■ TASK GOAL: Print every record below exactly as written.

[Excerpts from a figure dataset]
— BEGIN —

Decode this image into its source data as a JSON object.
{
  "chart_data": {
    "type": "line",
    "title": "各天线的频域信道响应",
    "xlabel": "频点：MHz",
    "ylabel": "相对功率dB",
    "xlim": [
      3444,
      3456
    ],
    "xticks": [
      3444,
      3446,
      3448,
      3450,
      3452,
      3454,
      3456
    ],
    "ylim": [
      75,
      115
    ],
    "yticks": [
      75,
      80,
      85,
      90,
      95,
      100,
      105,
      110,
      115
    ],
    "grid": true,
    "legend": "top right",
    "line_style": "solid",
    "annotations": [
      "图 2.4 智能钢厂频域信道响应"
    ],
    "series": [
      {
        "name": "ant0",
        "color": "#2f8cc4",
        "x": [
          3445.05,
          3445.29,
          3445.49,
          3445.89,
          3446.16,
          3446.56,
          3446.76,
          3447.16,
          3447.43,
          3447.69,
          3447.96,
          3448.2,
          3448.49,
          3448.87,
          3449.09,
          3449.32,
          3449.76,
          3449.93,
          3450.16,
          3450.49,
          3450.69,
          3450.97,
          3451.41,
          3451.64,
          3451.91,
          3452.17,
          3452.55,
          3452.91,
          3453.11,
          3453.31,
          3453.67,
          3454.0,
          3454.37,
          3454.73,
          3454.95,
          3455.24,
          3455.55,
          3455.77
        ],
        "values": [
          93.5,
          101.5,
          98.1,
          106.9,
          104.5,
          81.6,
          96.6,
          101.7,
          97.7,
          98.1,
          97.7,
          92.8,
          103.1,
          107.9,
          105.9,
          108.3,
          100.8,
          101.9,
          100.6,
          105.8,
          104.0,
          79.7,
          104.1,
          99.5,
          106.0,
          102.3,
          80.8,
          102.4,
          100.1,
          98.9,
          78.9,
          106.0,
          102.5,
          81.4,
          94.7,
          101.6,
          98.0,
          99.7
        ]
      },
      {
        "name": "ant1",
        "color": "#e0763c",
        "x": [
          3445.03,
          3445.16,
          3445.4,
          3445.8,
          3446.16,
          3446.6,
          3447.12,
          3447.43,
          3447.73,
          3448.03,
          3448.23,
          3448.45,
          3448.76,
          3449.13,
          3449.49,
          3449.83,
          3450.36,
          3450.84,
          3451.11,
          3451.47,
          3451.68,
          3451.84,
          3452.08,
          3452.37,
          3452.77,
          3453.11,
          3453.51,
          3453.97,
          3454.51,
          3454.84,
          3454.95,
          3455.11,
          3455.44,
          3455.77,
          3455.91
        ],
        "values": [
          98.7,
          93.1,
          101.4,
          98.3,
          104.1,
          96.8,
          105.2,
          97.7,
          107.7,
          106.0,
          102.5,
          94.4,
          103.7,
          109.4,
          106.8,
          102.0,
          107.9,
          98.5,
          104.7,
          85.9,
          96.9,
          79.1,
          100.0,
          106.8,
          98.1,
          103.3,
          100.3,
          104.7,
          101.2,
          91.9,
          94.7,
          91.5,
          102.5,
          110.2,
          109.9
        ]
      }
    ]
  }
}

— END —

■ FINAL RESULT:
Decode this image into its source data as a JSON object.
{
  "chart_data": {
    "type": "line",
    "title": "各天线的频域信道响应",
    "xlabel": "频点：MHz",
    "ylabel": "相对功率dB",
    "xlim": [
      3444,
      3456
    ],
    "xticks": [
      3444,
      3446,
      3448,
      3450,
      3452,
      3454,
      3456
    ],
    "ylim": [
      75,
      115
    ],
    "yticks": [
      75,
      80,
      85,
      90,
      95,
      100,
      105,
      110,
      115
    ],
    "grid": true,
    "legend": "top right",
    "line_style": "solid",
    "annotations": [
      "图 2.4 智能钢厂频域信道响应"
    ],
    "series": [
      {
        "name": "ant0",
        "color": "#2f8cc4",
        "x": [
          3445.05,
          3445.29,
          3445.49,
          3445.89,
          3446.16,
          3446.56,
          3446.76,
          3447.16,
          3447.43,
          3447.69,
          3447.96,
          3448.2,
          3448.49,
          3448.87,
          3449.09,
          3449.32,
          3449.76,
          3449.93,
          3450.16,
          3450.49,
          3450.69,
          3450.97,
          3451.41,
          3451.64,
          3451.91,
          3452.17,
          3452.55,
          3452.91,
          3453.11,
          3453.31,
          3453.67,
          3454.0,
          3454.37,
          3454.73,
          3454.95,
          3455.24,
          3455.55,
          3455.77
        ],
        "values": [
          93.5,
          101.5,
          98.1,
          106.9,
          104.5,
          81.6,
          96.6,
          101.7,
          97.7,
          98.1,
          97.7,
          92.8,
          103.1,
          107.9,
          105.9,
          108.3,
          100.8,
          101.9,
          100.6,
          105.8,
          104.0,
          79.7,
          104.1,
          99.5,
          106.0,
          102.3,
          80.8,
          102.4,
          100.1,
          98.9,
          78.9,
          106.0,
          102.5,
          81.4,
          94.7,
          101.6,
          98.0,
          99.7
        ]
      },
      {
        "name": "ant1",
        "color": "#e0763c",
        "x": [
          3445.03,
          3445.16,
          3445.4,
          3445.8,
          3446.16,
          3446.6,
          3447.12,
          3447.43,
          3447.73,
          3448.03,
          3448.23,
          3448.45,
          3448.76,
          3449.13,
          3449.49,
          3449.83,
          3450.36,
          3450.84,
          3451.11,
          3451.47,
          3451.68,
          3451.84,
          3452.08,
          3452.37,
          3452.77,
          3453.11,
          3453.51,
          3453.97,
          3454.51,
          3454.84,
          3454.95,
          3455.11,
          3455.44,
          3455.77,
          3455.91
        ],
        "values": [
          98.7,
          93.1,
          101.4,
          98.3,
          104.1,
          96.8,
          105.2,
          97.7,
          107.7,
          106.0,
          102.5,
          94.4,
          103.7,
          109.4,
          106.8,
          102.0,
          107.9,
          98.5,
          104.7,
          85.9,
          96.9,
          79.1,
          100.0,
          106.8,
          98.1,
          103.3,
          100.3,
          104.7,
          101.2,
          91.9,
          94.7,
          91.5,
          102.5,
          110.2,
          109.9
        ]
      }
    ]
  }
}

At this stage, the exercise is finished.